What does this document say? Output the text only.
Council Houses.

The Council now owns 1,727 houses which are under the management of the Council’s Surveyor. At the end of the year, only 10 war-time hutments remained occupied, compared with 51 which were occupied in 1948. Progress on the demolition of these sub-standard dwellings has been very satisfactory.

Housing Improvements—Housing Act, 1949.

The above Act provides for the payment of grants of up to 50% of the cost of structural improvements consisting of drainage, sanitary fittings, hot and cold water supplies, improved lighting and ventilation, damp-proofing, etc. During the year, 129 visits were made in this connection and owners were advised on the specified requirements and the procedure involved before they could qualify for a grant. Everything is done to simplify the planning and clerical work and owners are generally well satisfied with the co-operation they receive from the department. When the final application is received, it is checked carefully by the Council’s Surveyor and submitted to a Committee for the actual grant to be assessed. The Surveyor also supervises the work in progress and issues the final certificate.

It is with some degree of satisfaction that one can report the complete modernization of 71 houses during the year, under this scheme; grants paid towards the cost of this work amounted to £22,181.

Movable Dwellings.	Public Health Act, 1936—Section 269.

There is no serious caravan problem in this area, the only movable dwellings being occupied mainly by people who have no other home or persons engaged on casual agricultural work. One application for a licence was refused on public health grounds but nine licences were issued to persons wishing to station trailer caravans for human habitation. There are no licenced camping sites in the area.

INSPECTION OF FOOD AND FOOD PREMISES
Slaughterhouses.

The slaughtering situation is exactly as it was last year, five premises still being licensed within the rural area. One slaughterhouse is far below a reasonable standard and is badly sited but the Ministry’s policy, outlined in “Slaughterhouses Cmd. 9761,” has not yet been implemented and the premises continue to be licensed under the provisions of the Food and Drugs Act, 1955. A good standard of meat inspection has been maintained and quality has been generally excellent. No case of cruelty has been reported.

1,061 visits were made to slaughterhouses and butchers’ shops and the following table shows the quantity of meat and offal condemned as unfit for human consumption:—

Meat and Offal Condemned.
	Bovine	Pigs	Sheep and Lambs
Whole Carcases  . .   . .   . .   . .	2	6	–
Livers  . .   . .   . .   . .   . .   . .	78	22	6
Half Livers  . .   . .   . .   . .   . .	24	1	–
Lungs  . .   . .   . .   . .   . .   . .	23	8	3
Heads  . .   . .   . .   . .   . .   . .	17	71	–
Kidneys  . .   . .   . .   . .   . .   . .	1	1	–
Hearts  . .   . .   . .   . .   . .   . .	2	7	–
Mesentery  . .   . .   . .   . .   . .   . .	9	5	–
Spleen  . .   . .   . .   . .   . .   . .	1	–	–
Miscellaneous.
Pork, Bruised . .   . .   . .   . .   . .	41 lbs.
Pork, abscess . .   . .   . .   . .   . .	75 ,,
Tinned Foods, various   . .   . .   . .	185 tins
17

____________

■ Goal
Extract all of the data exactly as written.

■ Finished task
What does this document say? Output the text only.
Council Houses.

The Council now owns 1,727 houses which are under the management of the Council’s Surveyor. At the end of the year, only 10 war-time hutments remained occupied, compared with 51 which were occupied in 1948. Progress on the demolition of these sub-standard dwellings has been very satisfactory.

Housing Improvements—Housing Act, 1949.

The above Act provides for the payment of grants of up to 50% of the cost of structural improvements consisting of drainage, sanitary fittings, hot and cold water supplies, improved lighting and ventilation, damp-proofing, etc. During the year, 129 visits were made in this connection and owners were advised on the specified requirements and the procedure involved before they could qualify for a grant. Everything is done to simplify the planning and clerical work and owners are generally well satisfied with the co-operation they receive from the department. When the final application is received, it is checked carefully by the Council’s Surveyor and submitted to a Committee for the actual grant to be assessed. The Surveyor also supervises the work in progress and issues the final certificate.

It is with some degree of satisfaction that one can report the complete modernization of 71 houses during the year, under this scheme; grants paid towards the cost of this work amounted to £22,181.

Movable Dwellings.	Public Health Act, 1936—Section 269.

There is no serious caravan problem in this area, the only movable dwellings being occupied mainly by people who have no other home or persons engaged on casual agricultural work. One application for a licence was refused on public health grounds but nine licences were issued to persons wishing to station trailer caravans for human habitation. There are no licenced camping sites in the area.

INSPECTION OF FOOD AND FOOD PREMISES
Slaughterhouses.

The slaughtering situation is exactly as it was last year, five premises still being licensed within the rural area. One slaughterhouse is far below a reasonable standard and is badly sited but the Ministry’s policy, outlined in “Slaughterhouses Cmd. 9761,” has not yet been implemented and the premises continue to be licensed under the provisions of the Food and Drugs Act, 1955. A good standard of meat inspection has been maintained and quality has been generally excellent. No case of cruelty has been reported.

1,061 visits were made to slaughterhouses and butchers’ shops and the following table shows the quantity of meat and offal condemned as unfit for human consumption:—

Meat and Offal Condemned.
	Bovine	Pigs	Sheep and Lambs
Whole Carcases  . .   . .   . .   . .	2	6	–
Livers  . .   . .   . .   . .   . .   . .	78	22	6
Half Livers  . .   . .   . .   . .   . .	24	1	–
Lungs  . .   . .   . .   . .   . .   . .	23	8	3
Heads  . .   . .   . .   . .   . .   . .	17	71	–
Kidneys  . .   . .   . .   . .   . .   . .	1	1	–
Hearts  . .   . .   . .   . .   . .   . .	2	7	–
Mesentery  . .   . .   . .   . .   . .   . .	9	5	–
Spleen  . .   . .   . .   . .   . .   . .	1	–	–
Miscellaneous.
Pork, Bruised . .   . .   . .   . .   . .	41 lbs.
Pork, abscess . .   . .   . .   . .   . .	75 ,,
Tinned Foods, various   . .   . .   . .	185 tins
17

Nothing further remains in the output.